• TO BE DONE:
Print the records below word for word, but leave out the pictures.

• RECORDS FOR PROCESSING:
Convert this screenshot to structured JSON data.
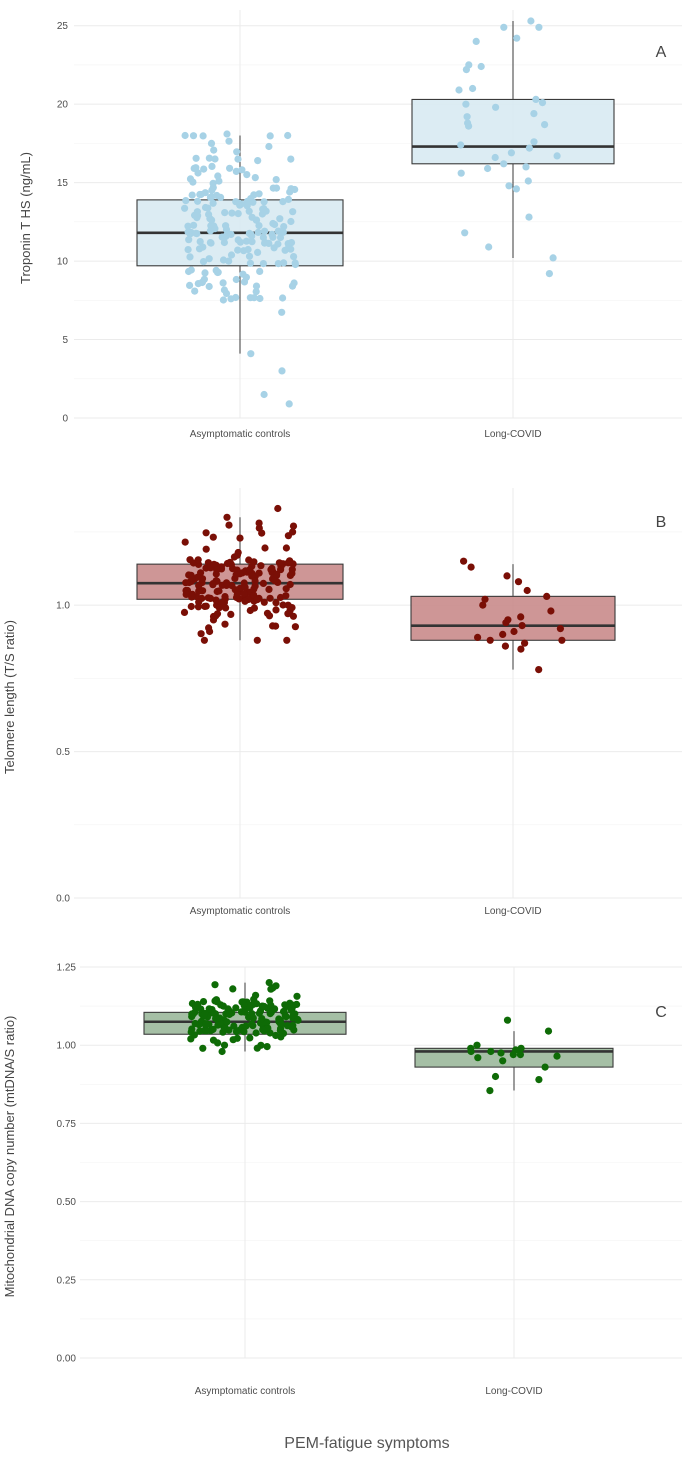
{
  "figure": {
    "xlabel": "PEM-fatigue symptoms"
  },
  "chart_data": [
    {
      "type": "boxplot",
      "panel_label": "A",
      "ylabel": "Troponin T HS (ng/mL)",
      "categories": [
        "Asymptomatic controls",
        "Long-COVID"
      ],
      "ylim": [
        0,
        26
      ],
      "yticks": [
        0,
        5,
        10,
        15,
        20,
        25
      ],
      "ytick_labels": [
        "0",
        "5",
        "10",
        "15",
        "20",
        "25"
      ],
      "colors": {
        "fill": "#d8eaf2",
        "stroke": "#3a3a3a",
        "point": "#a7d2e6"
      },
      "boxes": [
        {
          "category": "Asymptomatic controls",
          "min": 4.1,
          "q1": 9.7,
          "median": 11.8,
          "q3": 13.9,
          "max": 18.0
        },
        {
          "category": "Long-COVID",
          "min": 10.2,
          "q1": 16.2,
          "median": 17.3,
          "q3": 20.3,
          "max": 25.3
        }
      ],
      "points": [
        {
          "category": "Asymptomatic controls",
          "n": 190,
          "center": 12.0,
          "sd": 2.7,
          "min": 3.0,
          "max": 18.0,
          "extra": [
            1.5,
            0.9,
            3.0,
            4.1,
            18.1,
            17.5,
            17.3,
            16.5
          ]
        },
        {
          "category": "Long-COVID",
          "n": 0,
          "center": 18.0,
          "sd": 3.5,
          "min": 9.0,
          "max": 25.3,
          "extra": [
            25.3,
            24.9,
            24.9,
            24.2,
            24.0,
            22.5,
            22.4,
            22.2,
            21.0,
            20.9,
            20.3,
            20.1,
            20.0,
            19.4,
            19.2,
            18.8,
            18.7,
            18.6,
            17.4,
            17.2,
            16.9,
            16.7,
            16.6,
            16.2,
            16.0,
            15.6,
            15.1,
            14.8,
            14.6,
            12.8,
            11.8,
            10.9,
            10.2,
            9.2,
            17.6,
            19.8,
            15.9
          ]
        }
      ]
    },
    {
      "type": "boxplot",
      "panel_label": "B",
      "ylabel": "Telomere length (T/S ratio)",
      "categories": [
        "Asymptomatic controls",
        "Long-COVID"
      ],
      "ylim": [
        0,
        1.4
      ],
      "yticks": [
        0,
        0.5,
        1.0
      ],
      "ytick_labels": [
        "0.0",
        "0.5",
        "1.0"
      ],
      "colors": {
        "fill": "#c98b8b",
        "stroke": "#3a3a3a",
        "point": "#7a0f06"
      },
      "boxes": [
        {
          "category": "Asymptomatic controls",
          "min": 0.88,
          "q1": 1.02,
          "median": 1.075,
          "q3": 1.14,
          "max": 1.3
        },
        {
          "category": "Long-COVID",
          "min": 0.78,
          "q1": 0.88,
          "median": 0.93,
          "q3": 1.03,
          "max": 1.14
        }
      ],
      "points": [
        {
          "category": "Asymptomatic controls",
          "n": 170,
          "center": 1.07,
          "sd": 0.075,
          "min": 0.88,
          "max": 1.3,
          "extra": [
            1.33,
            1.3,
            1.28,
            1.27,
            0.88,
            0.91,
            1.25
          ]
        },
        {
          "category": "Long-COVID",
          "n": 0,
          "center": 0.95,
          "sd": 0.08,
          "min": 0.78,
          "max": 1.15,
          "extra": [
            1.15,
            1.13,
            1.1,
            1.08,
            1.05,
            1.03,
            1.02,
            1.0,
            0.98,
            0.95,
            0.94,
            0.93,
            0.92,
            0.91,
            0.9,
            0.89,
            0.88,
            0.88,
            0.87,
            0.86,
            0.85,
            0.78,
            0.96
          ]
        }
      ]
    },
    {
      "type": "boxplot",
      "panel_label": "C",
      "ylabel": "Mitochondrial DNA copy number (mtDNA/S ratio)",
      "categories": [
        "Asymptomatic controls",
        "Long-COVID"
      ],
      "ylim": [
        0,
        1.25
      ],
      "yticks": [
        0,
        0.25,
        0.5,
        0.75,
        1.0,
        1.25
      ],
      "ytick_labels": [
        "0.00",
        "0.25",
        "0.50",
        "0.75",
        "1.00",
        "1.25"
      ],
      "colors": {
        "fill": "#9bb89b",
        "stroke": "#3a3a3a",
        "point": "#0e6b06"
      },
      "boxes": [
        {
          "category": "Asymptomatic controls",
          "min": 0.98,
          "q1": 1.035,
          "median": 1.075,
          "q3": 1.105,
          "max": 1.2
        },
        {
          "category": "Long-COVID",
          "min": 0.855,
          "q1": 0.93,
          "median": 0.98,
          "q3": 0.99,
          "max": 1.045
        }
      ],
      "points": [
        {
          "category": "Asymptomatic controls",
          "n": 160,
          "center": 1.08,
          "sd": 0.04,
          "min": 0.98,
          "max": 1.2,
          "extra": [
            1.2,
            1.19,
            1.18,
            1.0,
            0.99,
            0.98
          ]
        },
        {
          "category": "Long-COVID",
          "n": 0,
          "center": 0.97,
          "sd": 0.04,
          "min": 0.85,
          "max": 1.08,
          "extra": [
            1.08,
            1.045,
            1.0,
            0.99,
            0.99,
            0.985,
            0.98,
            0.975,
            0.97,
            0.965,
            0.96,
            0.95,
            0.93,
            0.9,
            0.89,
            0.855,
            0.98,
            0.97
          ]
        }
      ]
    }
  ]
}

• EXERCISE OUTPUT:
Convert this screenshot to structured JSON data.
{
  "figure": {
    "xlabel": "PEM-fatigue symptoms"
  },
  "chart_data": [
    {
      "type": "boxplot",
      "panel_label": "A",
      "ylabel": "Troponin T HS (ng/mL)",
      "categories": [
        "Asymptomatic controls",
        "Long-COVID"
      ],
      "ylim": [
        0,
        26
      ],
      "yticks": [
        0,
        5,
        10,
        15,
        20,
        25
      ],
      "ytick_labels": [
        "0",
        "5",
        "10",
        "15",
        "20",
        "25"
      ],
      "colors": {
        "fill": "#d8eaf2",
        "stroke": "#3a3a3a",
        "point": "#a7d2e6"
      },
      "boxes": [
        {
          "category": "Asymptomatic controls",
          "min": 4.1,
          "q1": 9.7,
          "median": 11.8,
          "q3": 13.9,
          "max": 18.0
        },
        {
          "category": "Long-COVID",
          "min": 10.2,
          "q1": 16.2,
          "median": 17.3,
          "q3": 20.3,
          "max": 25.3
        }
      ],
      "points": [
        {
          "category": "Asymptomatic controls",
          "n": 190,
          "center": 12.0,
          "sd": 2.7,
          "min": 3.0,
          "max": 18.0,
          "extra": [
            1.5,
            0.9,
            3.0,
            4.1,
            18.1,
            17.5,
            17.3,
            16.5
          ]
        },
        {
          "category": "Long-COVID",
          "n": 0,
          "center": 18.0,
          "sd": 3.5,
          "min": 9.0,
          "max": 25.3,
          "extra": [
            25.3,
            24.9,
            24.9,
            24.2,
            24.0,
            22.5,
            22.4,
            22.2,
            21.0,
            20.9,
            20.3,
            20.1,
            20.0,
            19.4,
            19.2,
            18.8,
            18.7,
            18.6,
            17.4,
            17.2,
            16.9,
            16.7,
            16.6,
            16.2,
            16.0,
            15.6,
            15.1,
            14.8,
            14.6,
            12.8,
            11.8,
            10.9,
            10.2,
            9.2,
            17.6,
            19.8,
            15.9
          ]
        }
      ]
    },
    {
      "type": "boxplot",
      "panel_label": "B",
      "ylabel": "Telomere length (T/S ratio)",
      "categories": [
        "Asymptomatic controls",
        "Long-COVID"
      ],
      "ylim": [
        0,
        1.4
      ],
      "yticks": [
        0,
        0.5,
        1.0
      ],
      "ytick_labels": [
        "0.0",
        "0.5",
        "1.0"
      ],
      "colors": {
        "fill": "#c98b8b",
        "stroke": "#3a3a3a",
        "point": "#7a0f06"
      },
      "boxes": [
        {
          "category": "Asymptomatic controls",
          "min": 0.88,
          "q1": 1.02,
          "median": 1.075,
          "q3": 1.14,
          "max": 1.3
        },
        {
          "category": "Long-COVID",
          "min": 0.78,
          "q1": 0.88,
          "median": 0.93,
          "q3": 1.03,
          "max": 1.14
        }
      ],
      "points": [
        {
          "category": "Asymptomatic controls",
          "n": 170,
          "center": 1.07,
          "sd": 0.075,
          "min": 0.88,
          "max": 1.3,
          "extra": [
            1.33,
            1.3,
            1.28,
            1.27,
            0.88,
            0.91,
            1.25
          ]
        },
        {
          "category": "Long-COVID",
          "n": 0,
          "center": 0.95,
          "sd": 0.08,
          "min": 0.78,
          "max": 1.15,
          "extra": [
            1.15,
            1.13,
            1.1,
            1.08,
            1.05,
            1.03,
            1.02,
            1.0,
            0.98,
            0.95,
            0.94,
            0.93,
            0.92,
            0.91,
            0.9,
            0.89,
            0.88,
            0.88,
            0.87,
            0.86,
            0.85,
            0.78,
            0.96
          ]
        }
      ]
    },
    {
      "type": "boxplot",
      "panel_label": "C",
      "ylabel": "Mitochondrial DNA copy number (mtDNA/S ratio)",
      "categories": [
        "Asymptomatic controls",
        "Long-COVID"
      ],
      "ylim": [
        0,
        1.25
      ],
      "yticks": [
        0,
        0.25,
        0.5,
        0.75,
        1.0,
        1.25
      ],
      "ytick_labels": [
        "0.00",
        "0.25",
        "0.50",
        "0.75",
        "1.00",
        "1.25"
      ],
      "colors": {
        "fill": "#9bb89b",
        "stroke": "#3a3a3a",
        "point": "#0e6b06"
      },
      "boxes": [
        {
          "category": "Asymptomatic controls",
          "min": 0.98,
          "q1": 1.035,
          "median": 1.075,
          "q3": 1.105,
          "max": 1.2
        },
        {
          "category": "Long-COVID",
          "min": 0.855,
          "q1": 0.93,
          "median": 0.98,
          "q3": 0.99,
          "max": 1.045
        }
      ],
      "points": [
        {
          "category": "Asymptomatic controls",
          "n": 160,
          "center": 1.08,
          "sd": 0.04,
          "min": 0.98,
          "max": 1.2,
          "extra": [
            1.2,
            1.19,
            1.18,
            1.0,
            0.99,
            0.98
          ]
        },
        {
          "category": "Long-COVID",
          "n": 0,
          "center": 0.97,
          "sd": 0.04,
          "min": 0.85,
          "max": 1.08,
          "extra": [
            1.08,
            1.045,
            1.0,
            0.99,
            0.99,
            0.985,
            0.98,
            0.975,
            0.97,
            0.965,
            0.96,
            0.95,
            0.93,
            0.9,
            0.89,
            0.855,
            0.98,
            0.97
          ]
        }
      ]
    }
  ]
}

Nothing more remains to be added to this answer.